Job —
Retype each line exactly. Skip images.

Provided information —
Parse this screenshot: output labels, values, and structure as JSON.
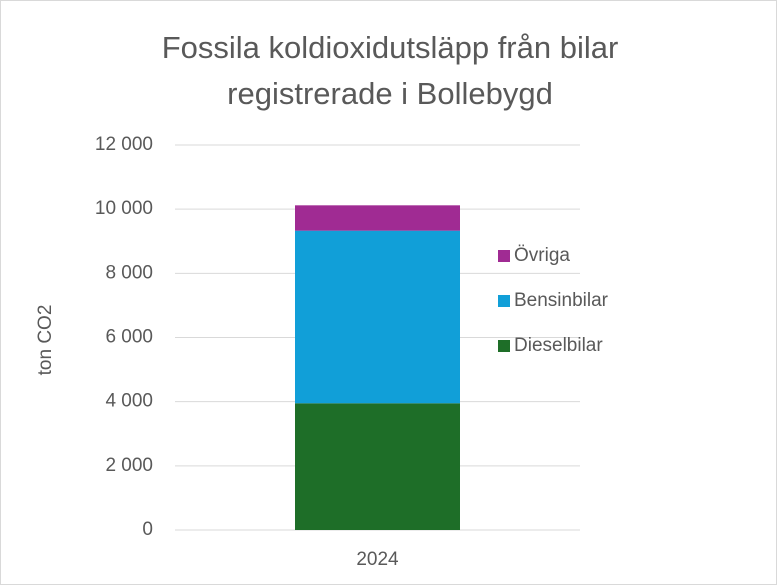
{
  "chart_data": {
    "type": "stacked_bar",
    "title": [
      "Fossila koldioxidutsläpp från bilar",
      "registrerade i Bollebygd"
    ],
    "y_label": "ton CO2",
    "categories": [
      "2024"
    ],
    "series": [
      {
        "name": "Dieselbilar",
        "color": "#1e6e28",
        "values": [
          3950
        ]
      },
      {
        "name": "Bensinbilar",
        "color": "#119fd8",
        "values": [
          5380
        ]
      },
      {
        "name": "Övriga",
        "color": "#a02b93",
        "values": [
          790
        ]
      }
    ],
    "ylim": [
      0,
      12000
    ],
    "yticks": [
      0,
      {
        "value": 2000,
        "label": "2 000"
      },
      {
        "value": 4000,
        "label": "4 000"
      },
      {
        "value": 6000,
        "label": "6 000"
      },
      {
        "value": 8000,
        "label": "8 000"
      },
      {
        "value": 10000,
        "label": "10 000"
      },
      {
        "value": 12000,
        "label": "12 000"
      }
    ],
    "grid": true,
    "legend": "right"
  }
}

Output for this task —
Parse this screenshot: output labels, values, and structure as JSON.
{
  "chart_data": {
    "type": "stacked_bar",
    "title": [
      "Fossila koldioxidutsläpp från bilar",
      "registrerade i Bollebygd"
    ],
    "y_label": "ton CO2",
    "categories": [
      "2024"
    ],
    "series": [
      {
        "name": "Dieselbilar",
        "color": "#1e6e28",
        "values": [
          3950
        ]
      },
      {
        "name": "Bensinbilar",
        "color": "#119fd8",
        "values": [
          5380
        ]
      },
      {
        "name": "Övriga",
        "color": "#a02b93",
        "values": [
          790
        ]
      }
    ],
    "ylim": [
      0,
      12000
    ],
    "yticks": [
      0,
      {
        "value": 2000,
        "label": "2 000"
      },
      {
        "value": 4000,
        "label": "4 000"
      },
      {
        "value": 6000,
        "label": "6 000"
      },
      {
        "value": 8000,
        "label": "8 000"
      },
      {
        "value": 10000,
        "label": "10 000"
      },
      {
        "value": 12000,
        "label": "12 000"
      }
    ],
    "grid": true,
    "legend": "right"
  }
}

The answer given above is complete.